# MATERIALS PROVIDED
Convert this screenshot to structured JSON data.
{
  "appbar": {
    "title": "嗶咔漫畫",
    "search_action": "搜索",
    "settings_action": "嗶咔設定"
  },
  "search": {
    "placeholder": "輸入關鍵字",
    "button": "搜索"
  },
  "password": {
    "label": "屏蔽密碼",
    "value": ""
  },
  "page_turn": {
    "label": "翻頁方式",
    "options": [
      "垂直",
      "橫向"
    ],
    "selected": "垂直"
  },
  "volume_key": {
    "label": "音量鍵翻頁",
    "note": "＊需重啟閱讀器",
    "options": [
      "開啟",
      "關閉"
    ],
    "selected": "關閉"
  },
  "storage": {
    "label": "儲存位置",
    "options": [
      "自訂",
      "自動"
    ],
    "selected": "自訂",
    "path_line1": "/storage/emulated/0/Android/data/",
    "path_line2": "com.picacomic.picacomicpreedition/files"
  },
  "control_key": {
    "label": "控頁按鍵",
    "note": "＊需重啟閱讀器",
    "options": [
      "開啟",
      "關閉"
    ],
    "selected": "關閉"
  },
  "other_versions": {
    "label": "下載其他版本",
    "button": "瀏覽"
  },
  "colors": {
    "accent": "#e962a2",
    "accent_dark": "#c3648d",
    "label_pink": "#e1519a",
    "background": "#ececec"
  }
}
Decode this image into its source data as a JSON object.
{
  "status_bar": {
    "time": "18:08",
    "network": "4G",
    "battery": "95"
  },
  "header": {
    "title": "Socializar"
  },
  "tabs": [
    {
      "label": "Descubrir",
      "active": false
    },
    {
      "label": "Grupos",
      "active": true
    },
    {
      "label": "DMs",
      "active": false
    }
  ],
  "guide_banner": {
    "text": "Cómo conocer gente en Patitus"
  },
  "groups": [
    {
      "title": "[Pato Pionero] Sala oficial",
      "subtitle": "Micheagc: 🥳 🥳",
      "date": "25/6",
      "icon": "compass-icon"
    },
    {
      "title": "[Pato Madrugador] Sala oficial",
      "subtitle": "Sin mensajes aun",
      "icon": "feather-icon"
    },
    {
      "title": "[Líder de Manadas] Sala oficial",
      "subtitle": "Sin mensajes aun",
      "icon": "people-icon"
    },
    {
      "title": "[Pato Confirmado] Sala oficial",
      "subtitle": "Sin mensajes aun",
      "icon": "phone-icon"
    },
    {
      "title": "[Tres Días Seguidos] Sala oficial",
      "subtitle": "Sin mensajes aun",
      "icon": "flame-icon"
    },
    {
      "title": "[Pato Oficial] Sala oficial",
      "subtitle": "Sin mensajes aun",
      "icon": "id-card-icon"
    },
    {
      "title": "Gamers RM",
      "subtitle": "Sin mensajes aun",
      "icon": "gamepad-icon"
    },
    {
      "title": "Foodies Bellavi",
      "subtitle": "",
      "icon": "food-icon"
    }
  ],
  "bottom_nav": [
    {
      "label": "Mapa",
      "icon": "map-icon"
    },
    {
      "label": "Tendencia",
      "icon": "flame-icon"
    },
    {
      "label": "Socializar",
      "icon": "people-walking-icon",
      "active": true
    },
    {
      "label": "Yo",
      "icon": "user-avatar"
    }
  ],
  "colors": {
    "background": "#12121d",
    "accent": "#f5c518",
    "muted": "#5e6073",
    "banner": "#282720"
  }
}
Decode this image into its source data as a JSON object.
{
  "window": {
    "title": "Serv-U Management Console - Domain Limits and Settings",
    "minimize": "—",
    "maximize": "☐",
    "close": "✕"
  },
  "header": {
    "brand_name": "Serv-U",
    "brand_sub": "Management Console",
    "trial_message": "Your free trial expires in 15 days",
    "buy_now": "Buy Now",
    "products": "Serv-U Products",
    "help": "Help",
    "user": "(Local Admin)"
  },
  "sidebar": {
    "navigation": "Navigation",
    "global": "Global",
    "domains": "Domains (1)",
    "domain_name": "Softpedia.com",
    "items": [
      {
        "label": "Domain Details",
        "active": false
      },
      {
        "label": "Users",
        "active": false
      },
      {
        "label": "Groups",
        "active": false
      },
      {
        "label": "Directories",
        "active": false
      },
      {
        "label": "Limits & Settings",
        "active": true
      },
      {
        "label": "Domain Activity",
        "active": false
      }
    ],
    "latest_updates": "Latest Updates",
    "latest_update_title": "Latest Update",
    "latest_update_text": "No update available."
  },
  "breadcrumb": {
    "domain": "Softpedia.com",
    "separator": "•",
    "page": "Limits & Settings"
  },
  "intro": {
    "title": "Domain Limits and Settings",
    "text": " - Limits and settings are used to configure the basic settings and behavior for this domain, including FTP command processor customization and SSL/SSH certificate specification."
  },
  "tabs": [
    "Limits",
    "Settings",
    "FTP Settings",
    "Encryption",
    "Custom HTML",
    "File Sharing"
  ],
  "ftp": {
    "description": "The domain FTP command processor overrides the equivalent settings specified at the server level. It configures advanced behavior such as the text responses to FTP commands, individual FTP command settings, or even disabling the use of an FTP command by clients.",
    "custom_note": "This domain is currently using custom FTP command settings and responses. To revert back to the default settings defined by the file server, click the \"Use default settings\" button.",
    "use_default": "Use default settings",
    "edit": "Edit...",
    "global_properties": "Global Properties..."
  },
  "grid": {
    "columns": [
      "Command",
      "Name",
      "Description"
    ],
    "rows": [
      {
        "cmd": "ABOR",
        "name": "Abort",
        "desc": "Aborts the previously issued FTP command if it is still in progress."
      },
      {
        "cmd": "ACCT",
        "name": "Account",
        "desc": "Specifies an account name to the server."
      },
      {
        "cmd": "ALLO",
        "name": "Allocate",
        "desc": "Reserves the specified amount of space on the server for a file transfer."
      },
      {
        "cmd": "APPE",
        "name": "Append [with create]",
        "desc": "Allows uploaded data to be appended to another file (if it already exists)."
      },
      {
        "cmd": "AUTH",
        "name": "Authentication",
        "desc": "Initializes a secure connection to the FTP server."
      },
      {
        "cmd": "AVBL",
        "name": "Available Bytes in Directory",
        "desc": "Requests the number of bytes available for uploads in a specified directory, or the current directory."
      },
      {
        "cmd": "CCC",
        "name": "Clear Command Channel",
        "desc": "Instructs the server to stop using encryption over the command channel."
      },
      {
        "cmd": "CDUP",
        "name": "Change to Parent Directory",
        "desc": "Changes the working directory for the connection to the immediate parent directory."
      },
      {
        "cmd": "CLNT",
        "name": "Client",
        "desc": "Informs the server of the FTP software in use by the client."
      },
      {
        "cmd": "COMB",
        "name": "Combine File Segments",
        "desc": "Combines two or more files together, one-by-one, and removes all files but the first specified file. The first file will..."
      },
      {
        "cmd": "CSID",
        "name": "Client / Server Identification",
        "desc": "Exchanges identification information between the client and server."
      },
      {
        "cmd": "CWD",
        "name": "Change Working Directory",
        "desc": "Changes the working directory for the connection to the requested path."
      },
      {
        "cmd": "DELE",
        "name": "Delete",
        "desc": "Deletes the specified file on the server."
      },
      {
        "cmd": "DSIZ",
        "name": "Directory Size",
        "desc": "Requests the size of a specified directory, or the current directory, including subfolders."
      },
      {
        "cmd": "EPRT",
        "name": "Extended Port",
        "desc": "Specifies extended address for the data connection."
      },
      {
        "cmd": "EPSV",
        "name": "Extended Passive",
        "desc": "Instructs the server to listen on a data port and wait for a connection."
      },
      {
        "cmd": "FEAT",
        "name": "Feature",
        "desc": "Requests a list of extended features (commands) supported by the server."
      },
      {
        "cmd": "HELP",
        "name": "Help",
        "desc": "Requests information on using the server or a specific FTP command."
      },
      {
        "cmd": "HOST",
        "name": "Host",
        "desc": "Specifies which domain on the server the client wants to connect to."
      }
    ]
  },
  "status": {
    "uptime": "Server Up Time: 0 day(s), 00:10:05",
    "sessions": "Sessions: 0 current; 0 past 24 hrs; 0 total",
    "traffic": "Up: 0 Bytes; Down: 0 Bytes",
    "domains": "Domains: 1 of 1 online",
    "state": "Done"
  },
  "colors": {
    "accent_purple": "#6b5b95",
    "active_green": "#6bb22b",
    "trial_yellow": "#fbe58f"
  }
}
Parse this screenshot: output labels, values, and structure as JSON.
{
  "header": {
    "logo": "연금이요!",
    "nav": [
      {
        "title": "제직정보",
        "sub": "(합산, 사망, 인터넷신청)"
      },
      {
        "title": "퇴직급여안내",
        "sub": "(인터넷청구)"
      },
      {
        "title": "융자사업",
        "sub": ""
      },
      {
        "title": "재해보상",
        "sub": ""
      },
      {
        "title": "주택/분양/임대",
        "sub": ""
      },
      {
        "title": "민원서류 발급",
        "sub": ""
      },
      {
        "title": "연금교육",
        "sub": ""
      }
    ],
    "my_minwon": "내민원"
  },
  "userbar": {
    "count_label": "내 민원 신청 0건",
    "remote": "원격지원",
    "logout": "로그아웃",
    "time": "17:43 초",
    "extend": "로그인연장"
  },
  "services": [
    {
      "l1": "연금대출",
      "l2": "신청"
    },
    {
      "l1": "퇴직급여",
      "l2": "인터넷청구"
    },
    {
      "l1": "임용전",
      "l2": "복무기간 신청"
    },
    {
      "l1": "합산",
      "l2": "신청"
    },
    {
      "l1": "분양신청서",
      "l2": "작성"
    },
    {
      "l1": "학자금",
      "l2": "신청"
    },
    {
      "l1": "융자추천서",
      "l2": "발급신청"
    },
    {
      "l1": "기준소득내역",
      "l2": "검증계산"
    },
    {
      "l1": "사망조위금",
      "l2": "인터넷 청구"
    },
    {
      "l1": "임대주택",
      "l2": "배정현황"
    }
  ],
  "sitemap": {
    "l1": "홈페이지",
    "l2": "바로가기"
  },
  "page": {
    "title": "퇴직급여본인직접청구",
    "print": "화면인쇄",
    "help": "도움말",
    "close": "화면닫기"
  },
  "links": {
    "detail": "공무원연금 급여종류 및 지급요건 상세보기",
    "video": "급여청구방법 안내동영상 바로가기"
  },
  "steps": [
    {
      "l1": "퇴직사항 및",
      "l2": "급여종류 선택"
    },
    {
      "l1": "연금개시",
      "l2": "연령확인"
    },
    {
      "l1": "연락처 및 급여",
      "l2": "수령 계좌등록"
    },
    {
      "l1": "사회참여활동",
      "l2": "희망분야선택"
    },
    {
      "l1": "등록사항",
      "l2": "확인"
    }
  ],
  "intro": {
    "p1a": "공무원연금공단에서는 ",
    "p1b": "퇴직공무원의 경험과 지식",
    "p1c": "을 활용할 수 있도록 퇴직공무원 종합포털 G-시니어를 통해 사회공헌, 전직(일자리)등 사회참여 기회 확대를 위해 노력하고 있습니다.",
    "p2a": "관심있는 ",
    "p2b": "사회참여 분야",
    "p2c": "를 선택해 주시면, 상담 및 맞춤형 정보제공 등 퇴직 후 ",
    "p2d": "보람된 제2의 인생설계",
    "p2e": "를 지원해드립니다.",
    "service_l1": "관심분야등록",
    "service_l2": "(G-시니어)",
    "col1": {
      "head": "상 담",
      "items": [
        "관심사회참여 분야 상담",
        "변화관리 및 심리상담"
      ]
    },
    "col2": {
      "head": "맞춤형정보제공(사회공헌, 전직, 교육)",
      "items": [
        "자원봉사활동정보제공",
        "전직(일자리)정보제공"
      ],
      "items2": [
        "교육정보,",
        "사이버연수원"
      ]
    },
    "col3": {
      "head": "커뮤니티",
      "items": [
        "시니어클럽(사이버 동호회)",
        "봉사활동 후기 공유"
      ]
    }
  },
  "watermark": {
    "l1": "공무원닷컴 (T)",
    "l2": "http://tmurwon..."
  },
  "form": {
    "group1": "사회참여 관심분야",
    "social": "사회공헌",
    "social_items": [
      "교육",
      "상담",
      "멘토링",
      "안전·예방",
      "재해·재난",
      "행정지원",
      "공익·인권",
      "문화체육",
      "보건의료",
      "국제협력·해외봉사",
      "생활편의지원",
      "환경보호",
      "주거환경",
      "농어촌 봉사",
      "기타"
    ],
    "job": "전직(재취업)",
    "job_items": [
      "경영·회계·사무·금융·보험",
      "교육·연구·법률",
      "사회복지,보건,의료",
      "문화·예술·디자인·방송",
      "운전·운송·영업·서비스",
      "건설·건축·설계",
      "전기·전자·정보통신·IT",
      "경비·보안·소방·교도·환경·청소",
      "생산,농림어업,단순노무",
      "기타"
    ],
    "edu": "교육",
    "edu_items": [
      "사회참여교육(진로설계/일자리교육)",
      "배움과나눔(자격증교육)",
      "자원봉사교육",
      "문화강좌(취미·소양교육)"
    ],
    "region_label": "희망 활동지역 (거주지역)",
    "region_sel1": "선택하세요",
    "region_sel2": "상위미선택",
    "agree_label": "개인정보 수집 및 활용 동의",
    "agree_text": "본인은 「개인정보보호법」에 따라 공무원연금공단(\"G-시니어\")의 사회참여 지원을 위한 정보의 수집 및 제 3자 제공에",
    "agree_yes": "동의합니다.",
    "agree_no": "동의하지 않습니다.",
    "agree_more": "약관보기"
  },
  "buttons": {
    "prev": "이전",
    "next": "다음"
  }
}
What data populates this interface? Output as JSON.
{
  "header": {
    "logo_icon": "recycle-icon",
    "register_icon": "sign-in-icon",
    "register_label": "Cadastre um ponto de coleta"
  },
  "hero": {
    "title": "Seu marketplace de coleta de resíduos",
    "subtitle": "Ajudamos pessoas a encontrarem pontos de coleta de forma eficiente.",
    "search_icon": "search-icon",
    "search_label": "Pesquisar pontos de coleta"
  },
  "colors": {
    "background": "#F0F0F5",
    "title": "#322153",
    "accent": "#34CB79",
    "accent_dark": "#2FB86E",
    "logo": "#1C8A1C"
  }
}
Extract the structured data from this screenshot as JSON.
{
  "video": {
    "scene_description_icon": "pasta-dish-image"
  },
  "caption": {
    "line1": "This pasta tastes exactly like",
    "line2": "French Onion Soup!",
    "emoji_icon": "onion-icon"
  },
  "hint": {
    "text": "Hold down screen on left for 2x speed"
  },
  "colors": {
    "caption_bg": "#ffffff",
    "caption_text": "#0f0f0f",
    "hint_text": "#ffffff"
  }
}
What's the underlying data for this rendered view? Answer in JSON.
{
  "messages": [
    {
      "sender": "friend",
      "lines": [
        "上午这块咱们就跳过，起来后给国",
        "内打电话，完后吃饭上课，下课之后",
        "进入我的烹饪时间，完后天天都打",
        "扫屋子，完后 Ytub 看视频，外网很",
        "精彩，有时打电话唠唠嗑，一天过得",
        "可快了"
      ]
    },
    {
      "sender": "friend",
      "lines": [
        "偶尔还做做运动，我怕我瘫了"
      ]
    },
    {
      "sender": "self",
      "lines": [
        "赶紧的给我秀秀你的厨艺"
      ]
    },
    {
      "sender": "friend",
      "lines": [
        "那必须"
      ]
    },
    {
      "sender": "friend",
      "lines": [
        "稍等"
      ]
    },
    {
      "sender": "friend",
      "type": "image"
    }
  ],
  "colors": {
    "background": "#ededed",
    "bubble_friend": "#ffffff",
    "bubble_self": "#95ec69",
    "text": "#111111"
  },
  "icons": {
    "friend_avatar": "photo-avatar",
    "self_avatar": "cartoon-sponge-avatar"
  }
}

# EXERCISE GOAL
Go through the records above and copy every line with the word "Softpedia".

# REPLY
    "domain_name": "Softpedia.com",
    "domain": "Softpedia.com",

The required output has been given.